▶ [EXERCISE INPUT]:
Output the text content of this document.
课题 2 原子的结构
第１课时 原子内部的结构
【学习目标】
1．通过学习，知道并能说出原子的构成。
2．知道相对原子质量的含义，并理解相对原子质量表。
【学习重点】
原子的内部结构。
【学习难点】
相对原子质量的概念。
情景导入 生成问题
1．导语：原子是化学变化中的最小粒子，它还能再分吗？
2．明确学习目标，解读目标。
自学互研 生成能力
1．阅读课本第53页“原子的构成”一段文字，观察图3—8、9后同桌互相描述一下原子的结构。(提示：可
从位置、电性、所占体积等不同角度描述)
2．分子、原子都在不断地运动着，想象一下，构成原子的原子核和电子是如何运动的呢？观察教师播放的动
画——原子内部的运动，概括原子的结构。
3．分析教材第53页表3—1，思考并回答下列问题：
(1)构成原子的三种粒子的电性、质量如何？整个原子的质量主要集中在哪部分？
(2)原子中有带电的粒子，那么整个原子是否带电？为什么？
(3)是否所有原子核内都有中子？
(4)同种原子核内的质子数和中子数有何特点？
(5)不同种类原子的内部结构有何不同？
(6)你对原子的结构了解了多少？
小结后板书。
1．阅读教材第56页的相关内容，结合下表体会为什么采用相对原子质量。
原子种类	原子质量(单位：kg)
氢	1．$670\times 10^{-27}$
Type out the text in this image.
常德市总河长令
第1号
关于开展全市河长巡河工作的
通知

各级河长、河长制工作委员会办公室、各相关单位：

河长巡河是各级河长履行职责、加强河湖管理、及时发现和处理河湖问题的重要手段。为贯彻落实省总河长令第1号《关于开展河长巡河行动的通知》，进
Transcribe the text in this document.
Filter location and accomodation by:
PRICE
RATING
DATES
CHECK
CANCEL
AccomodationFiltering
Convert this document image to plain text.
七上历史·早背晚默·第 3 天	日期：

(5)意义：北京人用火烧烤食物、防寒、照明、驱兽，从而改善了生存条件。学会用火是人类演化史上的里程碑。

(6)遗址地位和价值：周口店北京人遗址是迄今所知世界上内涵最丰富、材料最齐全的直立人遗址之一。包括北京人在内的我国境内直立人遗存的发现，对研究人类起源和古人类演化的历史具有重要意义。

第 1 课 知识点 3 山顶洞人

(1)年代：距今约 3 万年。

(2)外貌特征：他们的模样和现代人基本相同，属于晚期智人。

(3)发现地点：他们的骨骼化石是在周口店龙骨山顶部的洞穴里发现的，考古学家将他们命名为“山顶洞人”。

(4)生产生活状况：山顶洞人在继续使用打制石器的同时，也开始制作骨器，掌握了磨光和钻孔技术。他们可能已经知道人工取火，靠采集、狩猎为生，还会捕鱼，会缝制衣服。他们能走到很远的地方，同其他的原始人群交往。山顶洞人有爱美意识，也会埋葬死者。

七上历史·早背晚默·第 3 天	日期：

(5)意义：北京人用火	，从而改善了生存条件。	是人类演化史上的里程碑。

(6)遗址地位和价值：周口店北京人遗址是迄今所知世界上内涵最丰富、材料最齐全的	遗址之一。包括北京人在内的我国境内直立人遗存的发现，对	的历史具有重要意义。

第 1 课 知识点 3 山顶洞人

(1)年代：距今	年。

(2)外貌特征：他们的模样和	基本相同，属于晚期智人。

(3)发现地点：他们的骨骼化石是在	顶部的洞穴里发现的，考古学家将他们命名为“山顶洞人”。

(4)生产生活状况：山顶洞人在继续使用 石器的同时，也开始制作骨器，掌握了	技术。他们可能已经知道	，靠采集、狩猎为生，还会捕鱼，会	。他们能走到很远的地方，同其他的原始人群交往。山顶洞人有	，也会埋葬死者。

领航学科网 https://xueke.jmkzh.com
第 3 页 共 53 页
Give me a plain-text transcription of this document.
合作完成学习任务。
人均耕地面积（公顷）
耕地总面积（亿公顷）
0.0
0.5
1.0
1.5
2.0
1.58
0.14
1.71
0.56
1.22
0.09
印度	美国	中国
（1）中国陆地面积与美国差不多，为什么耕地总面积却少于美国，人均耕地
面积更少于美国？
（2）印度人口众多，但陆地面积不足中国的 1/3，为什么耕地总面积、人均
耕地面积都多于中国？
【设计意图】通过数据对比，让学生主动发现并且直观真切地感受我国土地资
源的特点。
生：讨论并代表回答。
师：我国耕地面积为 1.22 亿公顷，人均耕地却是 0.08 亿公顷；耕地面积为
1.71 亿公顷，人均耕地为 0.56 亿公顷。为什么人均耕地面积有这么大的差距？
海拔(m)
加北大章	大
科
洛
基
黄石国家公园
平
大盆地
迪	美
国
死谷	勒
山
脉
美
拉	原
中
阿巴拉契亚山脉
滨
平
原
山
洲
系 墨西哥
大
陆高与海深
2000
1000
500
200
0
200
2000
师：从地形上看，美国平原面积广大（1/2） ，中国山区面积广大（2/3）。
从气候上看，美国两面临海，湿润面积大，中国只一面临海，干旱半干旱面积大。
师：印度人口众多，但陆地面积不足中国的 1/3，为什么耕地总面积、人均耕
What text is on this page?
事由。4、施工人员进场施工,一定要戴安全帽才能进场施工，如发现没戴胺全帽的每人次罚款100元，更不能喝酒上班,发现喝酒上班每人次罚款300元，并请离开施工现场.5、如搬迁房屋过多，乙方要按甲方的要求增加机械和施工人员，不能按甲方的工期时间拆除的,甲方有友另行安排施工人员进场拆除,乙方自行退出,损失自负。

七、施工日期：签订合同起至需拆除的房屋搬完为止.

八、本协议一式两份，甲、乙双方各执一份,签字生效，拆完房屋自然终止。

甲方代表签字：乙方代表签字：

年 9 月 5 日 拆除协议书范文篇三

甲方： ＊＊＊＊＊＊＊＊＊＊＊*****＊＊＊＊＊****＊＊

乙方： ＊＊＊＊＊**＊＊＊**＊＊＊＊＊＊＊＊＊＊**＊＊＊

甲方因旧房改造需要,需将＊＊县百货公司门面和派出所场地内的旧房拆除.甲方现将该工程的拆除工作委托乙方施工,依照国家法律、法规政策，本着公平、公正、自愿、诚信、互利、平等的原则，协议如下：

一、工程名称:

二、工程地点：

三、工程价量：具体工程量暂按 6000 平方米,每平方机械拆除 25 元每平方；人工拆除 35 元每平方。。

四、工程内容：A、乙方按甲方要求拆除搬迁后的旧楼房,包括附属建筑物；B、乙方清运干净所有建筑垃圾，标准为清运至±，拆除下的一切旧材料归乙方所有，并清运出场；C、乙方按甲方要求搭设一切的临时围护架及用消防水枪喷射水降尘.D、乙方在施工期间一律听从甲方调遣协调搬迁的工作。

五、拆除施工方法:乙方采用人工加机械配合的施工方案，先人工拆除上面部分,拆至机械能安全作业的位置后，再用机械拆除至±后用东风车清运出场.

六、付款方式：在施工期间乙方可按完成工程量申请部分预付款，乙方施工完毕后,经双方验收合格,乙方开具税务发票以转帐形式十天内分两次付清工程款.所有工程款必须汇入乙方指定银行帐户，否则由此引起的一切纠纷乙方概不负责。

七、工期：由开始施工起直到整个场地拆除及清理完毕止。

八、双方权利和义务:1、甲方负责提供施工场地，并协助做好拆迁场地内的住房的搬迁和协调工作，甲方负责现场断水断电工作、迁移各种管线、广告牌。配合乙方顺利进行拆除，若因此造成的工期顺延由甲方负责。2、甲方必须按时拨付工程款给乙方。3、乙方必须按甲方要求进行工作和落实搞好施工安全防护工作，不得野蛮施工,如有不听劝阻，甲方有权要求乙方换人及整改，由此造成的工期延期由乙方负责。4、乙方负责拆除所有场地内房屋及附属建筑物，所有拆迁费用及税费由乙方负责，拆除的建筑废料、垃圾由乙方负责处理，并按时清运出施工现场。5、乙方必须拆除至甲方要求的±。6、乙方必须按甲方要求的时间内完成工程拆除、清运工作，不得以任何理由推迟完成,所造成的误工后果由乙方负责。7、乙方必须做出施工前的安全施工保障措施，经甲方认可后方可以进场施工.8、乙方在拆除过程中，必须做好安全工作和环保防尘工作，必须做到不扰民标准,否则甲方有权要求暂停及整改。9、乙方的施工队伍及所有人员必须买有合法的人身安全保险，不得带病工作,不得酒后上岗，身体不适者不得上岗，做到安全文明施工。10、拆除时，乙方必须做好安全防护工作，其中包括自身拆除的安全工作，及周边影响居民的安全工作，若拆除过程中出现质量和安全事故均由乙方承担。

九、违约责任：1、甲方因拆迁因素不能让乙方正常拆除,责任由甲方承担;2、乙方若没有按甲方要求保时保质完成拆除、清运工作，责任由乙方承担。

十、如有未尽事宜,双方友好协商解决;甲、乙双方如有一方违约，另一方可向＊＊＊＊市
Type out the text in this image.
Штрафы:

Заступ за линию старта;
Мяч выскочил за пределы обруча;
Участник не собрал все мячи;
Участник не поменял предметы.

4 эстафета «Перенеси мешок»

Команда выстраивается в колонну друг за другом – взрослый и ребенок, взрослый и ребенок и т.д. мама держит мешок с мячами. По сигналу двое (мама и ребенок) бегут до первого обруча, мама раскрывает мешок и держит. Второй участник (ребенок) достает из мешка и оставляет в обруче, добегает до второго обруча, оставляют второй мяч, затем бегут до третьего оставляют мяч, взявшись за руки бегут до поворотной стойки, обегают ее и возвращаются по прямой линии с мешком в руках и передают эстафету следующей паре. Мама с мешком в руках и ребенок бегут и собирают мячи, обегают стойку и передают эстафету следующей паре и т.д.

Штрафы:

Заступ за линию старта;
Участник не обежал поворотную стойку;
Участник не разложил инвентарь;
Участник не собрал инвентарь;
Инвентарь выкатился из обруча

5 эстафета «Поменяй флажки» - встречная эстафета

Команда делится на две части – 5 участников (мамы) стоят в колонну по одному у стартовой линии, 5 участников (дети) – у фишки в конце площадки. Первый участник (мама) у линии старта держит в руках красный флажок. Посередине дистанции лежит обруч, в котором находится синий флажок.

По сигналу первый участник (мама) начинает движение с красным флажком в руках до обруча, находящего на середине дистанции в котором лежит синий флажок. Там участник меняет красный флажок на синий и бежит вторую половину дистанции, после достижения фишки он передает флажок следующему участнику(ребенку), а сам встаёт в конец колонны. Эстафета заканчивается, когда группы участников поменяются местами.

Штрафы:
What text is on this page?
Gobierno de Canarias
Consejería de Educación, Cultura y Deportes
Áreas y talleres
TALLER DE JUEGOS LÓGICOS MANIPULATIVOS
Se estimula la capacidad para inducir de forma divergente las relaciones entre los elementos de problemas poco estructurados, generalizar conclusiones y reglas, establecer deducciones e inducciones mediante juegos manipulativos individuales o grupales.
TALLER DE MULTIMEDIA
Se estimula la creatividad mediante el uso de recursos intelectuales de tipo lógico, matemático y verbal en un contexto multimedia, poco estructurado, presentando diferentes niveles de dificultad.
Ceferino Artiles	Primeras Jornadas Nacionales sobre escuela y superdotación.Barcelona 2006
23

▶ [TASK DESCRIPTION]: Select all lines in the listing that include the word "还会捕鱼".

▶ [THE RESPONSE]:
(4)生产生活状况：山顶洞人在继续使用打制石器的同时，也开始制作骨器，掌握了磨光和钻孔技术。他们可能已经知道人工取火，靠采集、狩猎为生，还会捕鱼，会缝制衣服。他们能走到很远的地方，同其他的原始人群交往。山顶洞人有爱美意识，也会埋葬死者。
(4)生产生活状况：山顶洞人在继续使用 石器的同时，也开始制作骨器，掌握了	技术。他们可能已经知道	，靠采集、狩猎为生，还会捕鱼，会	。他们能走到很远的地方，同其他的原始人群交往。山顶洞人有	，也会埋葬死者。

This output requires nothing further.